Your task
Examine each line of the data. Copy those that contain the string "حيدر".

Records from a dataset
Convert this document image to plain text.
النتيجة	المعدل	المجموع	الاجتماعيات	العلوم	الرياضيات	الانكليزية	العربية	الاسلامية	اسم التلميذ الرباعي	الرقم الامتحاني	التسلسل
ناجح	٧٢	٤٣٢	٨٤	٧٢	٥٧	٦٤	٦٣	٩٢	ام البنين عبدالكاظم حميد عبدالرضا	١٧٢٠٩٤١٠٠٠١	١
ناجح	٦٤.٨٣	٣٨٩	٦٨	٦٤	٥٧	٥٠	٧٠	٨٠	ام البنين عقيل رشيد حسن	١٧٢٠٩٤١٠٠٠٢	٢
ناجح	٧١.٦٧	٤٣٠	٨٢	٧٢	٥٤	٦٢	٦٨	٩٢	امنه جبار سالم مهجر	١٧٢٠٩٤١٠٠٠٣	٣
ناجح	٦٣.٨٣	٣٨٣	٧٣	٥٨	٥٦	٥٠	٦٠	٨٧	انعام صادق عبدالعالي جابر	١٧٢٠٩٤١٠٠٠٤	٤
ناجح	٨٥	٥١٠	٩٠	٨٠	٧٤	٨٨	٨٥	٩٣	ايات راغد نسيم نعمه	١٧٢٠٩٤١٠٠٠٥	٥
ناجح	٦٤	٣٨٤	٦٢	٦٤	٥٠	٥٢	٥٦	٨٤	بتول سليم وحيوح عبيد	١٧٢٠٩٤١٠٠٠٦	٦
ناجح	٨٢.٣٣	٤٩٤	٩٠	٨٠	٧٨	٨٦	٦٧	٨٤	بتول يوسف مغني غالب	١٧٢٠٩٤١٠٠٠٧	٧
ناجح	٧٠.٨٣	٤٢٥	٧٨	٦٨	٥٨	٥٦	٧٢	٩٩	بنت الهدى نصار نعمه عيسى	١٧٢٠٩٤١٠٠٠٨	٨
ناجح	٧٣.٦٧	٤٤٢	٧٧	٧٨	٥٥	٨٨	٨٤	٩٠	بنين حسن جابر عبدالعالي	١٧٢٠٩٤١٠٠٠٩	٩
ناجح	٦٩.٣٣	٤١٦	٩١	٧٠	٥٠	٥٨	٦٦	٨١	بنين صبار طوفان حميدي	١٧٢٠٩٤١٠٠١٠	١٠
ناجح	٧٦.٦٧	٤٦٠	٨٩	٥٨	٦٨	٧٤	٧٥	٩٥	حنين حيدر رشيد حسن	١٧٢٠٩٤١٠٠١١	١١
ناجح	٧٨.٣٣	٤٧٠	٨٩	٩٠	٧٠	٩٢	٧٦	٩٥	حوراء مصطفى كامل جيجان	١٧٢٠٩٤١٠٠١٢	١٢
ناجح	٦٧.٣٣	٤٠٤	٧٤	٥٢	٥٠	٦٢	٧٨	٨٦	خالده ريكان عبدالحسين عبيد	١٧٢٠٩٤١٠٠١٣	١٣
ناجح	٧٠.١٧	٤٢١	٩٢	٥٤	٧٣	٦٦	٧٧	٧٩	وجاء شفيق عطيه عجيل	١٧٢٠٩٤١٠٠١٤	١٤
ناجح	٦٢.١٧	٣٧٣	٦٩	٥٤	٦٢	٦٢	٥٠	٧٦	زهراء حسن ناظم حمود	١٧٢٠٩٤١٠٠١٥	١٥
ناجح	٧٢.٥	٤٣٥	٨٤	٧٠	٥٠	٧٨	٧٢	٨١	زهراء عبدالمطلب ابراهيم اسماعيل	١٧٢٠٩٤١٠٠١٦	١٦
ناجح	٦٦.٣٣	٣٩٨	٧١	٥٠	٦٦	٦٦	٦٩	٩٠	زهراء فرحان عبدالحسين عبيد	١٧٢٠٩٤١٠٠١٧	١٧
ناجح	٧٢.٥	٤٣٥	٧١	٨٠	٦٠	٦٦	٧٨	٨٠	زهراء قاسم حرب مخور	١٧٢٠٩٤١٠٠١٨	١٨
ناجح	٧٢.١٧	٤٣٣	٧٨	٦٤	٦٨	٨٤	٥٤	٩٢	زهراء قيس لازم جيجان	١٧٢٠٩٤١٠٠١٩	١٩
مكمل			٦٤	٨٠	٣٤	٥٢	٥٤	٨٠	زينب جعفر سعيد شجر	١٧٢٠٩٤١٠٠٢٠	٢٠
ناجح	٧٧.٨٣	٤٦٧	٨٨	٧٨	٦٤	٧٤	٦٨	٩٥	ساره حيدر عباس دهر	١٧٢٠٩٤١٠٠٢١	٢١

The completed task
ناجح	٧٦.٦٧	٤٦٠	٨٩	٥٨	٦٨	٧٤	٧٥	٩٥	حنين حيدر رشيد حسن	١٧٢٠٩٤١٠٠١١	١١
ناجح	٧٧.٨٣	٤٦٧	٨٨	٧٨	٦٤	٧٤	٦٨	٩٥	ساره حيدر عباس دهر	١٧٢٠٩٤١٠٠٢١	٢١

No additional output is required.